#### Directions:
Exactly as they appear, output all of the records. Skip any images.

#### Task material:
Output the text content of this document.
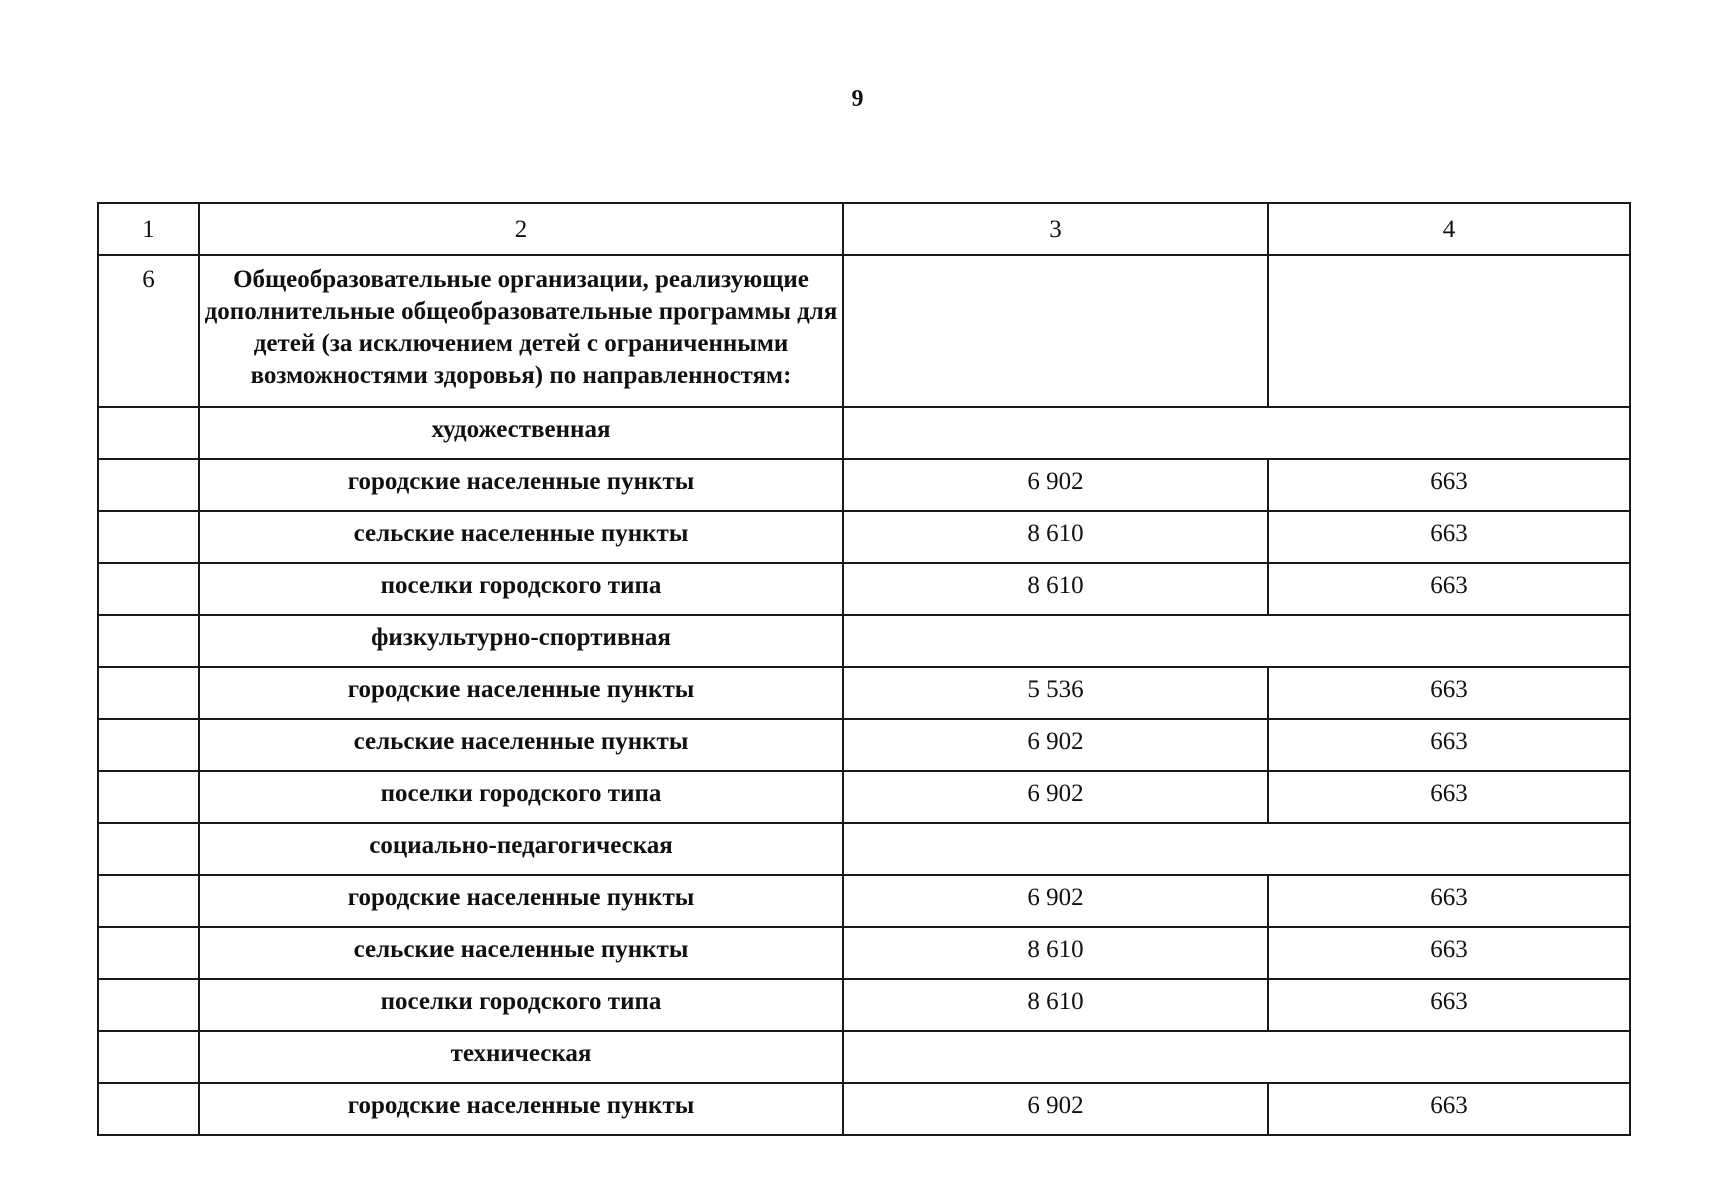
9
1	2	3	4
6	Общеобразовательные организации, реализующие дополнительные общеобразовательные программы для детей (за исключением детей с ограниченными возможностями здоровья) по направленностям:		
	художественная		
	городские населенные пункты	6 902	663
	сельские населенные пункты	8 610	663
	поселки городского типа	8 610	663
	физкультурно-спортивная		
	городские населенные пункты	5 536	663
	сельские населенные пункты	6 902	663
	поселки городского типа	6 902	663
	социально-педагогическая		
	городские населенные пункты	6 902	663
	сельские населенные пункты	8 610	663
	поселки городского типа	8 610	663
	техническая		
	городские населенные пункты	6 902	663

#### The solution:
Output the text content of this document.
9
1	2	3	4
6	Общеобразовательные организации, реализующие дополнительные общеобразовательные программы для детей (за исключением детей с ограниченными возможностями здоровья) по направленностям:		
	художественная		
	городские населенные пункты	6 902	663
	сельские населенные пункты	8 610	663
	поселки городского типа	8 610	663
	физкультурно-спортивная		
	городские населенные пункты	5 536	663
	сельские населенные пункты	6 902	663
	поселки городского типа	6 902	663
	социально-педагогическая		
	городские населенные пункты	6 902	663
	сельские населенные пункты	8 610	663
	поселки городского типа	8 610	663
	техническая		
	городские населенные пункты	6 902	663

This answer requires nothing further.